REQUIRED ACTION. Scan the listing below for the word "AIDS", then copy each line that has it.

==============================

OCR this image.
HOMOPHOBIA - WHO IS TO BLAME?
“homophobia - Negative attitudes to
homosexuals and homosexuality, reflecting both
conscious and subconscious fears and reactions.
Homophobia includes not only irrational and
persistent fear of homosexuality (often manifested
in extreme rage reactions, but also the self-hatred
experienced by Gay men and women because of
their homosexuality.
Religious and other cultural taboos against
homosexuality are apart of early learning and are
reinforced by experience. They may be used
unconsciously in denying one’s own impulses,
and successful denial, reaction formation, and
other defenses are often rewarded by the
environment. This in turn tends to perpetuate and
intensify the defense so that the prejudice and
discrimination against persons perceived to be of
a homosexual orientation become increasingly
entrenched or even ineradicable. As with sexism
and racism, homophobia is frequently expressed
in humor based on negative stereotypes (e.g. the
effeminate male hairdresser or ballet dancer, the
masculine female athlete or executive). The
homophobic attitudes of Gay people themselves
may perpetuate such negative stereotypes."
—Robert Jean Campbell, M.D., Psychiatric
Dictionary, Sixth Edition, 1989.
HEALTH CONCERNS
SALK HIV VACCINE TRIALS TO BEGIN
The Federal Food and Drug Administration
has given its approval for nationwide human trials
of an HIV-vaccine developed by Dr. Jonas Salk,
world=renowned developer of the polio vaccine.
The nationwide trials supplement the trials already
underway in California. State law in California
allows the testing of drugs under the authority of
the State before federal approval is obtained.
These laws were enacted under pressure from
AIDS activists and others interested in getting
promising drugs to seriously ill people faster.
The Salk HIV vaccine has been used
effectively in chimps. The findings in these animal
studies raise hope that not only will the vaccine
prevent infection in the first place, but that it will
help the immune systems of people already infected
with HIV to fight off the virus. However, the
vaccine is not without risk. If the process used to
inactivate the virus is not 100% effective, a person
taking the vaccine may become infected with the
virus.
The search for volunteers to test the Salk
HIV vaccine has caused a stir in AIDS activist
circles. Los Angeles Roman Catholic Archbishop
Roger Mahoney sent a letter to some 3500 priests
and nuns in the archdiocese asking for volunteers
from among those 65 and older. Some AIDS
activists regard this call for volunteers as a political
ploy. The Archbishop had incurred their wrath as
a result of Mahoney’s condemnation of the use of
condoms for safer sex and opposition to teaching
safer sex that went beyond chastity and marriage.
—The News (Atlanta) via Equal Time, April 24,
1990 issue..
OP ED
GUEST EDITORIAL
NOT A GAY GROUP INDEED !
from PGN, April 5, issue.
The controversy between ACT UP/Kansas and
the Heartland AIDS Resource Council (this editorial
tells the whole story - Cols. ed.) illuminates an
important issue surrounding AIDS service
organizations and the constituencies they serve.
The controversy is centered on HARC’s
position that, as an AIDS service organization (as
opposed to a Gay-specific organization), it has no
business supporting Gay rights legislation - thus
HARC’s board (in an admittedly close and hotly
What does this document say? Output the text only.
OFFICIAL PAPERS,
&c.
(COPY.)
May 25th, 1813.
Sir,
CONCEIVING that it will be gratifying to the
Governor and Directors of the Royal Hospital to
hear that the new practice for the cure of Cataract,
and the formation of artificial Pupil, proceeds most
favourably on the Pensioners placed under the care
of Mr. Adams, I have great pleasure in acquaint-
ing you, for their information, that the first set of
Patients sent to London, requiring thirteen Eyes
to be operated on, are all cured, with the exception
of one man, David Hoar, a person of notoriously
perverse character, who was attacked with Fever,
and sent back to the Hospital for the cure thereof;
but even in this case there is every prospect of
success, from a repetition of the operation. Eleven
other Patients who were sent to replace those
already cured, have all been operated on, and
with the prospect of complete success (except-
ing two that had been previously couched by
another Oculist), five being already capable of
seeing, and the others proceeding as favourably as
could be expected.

==============================

SOLUTION FOR THIS EXERCISE.
AIDS activists and others interested in getting
HIV vaccine has caused a stir in AIDS activist
from among those 65 and older. Some AIDS
the Heartland AIDS Resource Council (this editorial
important issue surrounding AIDS service
position that, as an AIDS service organization (as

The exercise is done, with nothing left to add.